**Given records:**
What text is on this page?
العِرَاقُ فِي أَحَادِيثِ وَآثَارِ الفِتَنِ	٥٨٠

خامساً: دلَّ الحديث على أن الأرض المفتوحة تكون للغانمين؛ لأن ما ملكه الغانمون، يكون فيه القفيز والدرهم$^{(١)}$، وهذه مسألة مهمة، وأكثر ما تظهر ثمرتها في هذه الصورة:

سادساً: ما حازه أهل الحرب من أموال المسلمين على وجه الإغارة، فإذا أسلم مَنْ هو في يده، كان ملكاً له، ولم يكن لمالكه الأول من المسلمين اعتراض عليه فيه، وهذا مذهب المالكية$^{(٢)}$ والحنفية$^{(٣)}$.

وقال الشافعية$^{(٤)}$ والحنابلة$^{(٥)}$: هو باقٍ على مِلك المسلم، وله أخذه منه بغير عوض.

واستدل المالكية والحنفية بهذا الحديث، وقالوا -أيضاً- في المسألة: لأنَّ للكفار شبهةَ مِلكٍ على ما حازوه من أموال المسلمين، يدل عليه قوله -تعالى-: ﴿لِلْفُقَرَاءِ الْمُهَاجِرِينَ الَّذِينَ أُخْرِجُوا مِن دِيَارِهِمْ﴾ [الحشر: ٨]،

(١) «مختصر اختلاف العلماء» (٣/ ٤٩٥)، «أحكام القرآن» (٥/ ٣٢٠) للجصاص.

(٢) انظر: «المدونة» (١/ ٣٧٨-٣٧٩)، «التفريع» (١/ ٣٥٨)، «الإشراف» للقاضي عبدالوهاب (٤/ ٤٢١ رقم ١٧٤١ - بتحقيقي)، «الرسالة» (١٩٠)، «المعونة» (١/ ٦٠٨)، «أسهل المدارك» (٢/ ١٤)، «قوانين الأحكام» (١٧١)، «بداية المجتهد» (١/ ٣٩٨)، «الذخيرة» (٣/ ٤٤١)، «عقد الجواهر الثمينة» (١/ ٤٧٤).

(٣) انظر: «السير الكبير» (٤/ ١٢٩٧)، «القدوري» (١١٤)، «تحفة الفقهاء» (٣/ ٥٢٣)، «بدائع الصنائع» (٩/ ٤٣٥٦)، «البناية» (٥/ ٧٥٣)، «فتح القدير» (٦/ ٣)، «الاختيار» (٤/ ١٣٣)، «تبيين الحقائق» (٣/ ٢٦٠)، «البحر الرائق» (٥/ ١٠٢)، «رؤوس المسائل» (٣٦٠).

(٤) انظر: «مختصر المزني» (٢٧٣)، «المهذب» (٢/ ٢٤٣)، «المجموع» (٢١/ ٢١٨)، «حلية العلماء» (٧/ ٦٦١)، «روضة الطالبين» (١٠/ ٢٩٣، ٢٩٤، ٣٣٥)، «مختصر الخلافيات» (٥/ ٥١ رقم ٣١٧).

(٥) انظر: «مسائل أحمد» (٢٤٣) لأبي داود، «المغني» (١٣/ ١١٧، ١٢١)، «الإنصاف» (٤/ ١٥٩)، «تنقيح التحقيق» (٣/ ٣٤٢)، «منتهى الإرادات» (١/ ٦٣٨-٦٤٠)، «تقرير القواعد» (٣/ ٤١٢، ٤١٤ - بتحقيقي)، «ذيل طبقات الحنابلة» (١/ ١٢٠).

**What you are asked to do:** From the listing above, extract all records word for word.

**Solution below:**
What text is on this page?
العِرَاقُ فِي أَحَادِيثِ وَآثَارِ الفِتَنِ	٥٨٠

خامساً: دلَّ الحديث على أن الأرض المفتوحة تكون للغانمين؛ لأن ما ملكه الغانمون، يكون فيه القفيز والدرهم$^{(١)}$، وهذه مسألة مهمة، وأكثر ما تظهر ثمرتها في هذه الصورة:

سادساً: ما حازه أهل الحرب من أموال المسلمين على وجه الإغارة، فإذا أسلم مَنْ هو في يده، كان ملكاً له، ولم يكن لمالكه الأول من المسلمين اعتراض عليه فيه، وهذا مذهب المالكية$^{(٢)}$ والحنفية$^{(٣)}$.

وقال الشافعية$^{(٤)}$ والحنابلة$^{(٥)}$: هو باقٍ على مِلك المسلم، وله أخذه منه بغير عوض.

واستدل المالكية والحنفية بهذا الحديث، وقالوا -أيضاً- في المسألة: لأنَّ للكفار شبهةَ مِلكٍ على ما حازوه من أموال المسلمين، يدل عليه قوله -تعالى-: ﴿لِلْفُقَرَاءِ الْمُهَاجِرِينَ الَّذِينَ أُخْرِجُوا مِن دِيَارِهِمْ﴾ [الحشر: ٨]،

(١) «مختصر اختلاف العلماء» (٣/ ٤٩٥)، «أحكام القرآن» (٥/ ٣٢٠) للجصاص.

(٢) انظر: «المدونة» (١/ ٣٧٨-٣٧٩)، «التفريع» (١/ ٣٥٨)، «الإشراف» للقاضي عبدالوهاب (٤/ ٤٢١ رقم ١٧٤١ - بتحقيقي)، «الرسالة» (١٩٠)، «المعونة» (١/ ٦٠٨)، «أسهل المدارك» (٢/ ١٤)، «قوانين الأحكام» (١٧١)، «بداية المجتهد» (١/ ٣٩٨)، «الذخيرة» (٣/ ٤٤١)، «عقد الجواهر الثمينة» (١/ ٤٧٤).

(٣) انظر: «السير الكبير» (٤/ ١٢٩٧)، «القدوري» (١١٤)، «تحفة الفقهاء» (٣/ ٥٢٣)، «بدائع الصنائع» (٩/ ٤٣٥٦)، «البناية» (٥/ ٧٥٣)، «فتح القدير» (٦/ ٣)، «الاختيار» (٤/ ١٣٣)، «تبيين الحقائق» (٣/ ٢٦٠)، «البحر الرائق» (٥/ ١٠٢)، «رؤوس المسائل» (٣٦٠).

(٤) انظر: «مختصر المزني» (٢٧٣)، «المهذب» (٢/ ٢٤٣)، «المجموع» (٢١/ ٢١٨)، «حلية العلماء» (٧/ ٦٦١)، «روضة الطالبين» (١٠/ ٢٩٣، ٢٩٤، ٣٣٥)، «مختصر الخلافيات» (٥/ ٥١ رقم ٣١٧).

(٥) انظر: «مسائل أحمد» (٢٤٣) لأبي داود، «المغني» (١٣/ ١١٧، ١٢١)، «الإنصاف» (٤/ ١٥٩)، «تنقيح التحقيق» (٣/ ٣٤٢)، «منتهى الإرادات» (١/ ٦٣٨-٦٤٠)، «تقرير القواعد» (٣/ ٤١٢، ٤١٤ - بتحقيقي)، «ذيل طبقات الحنابلة» (١/ ١٢٠).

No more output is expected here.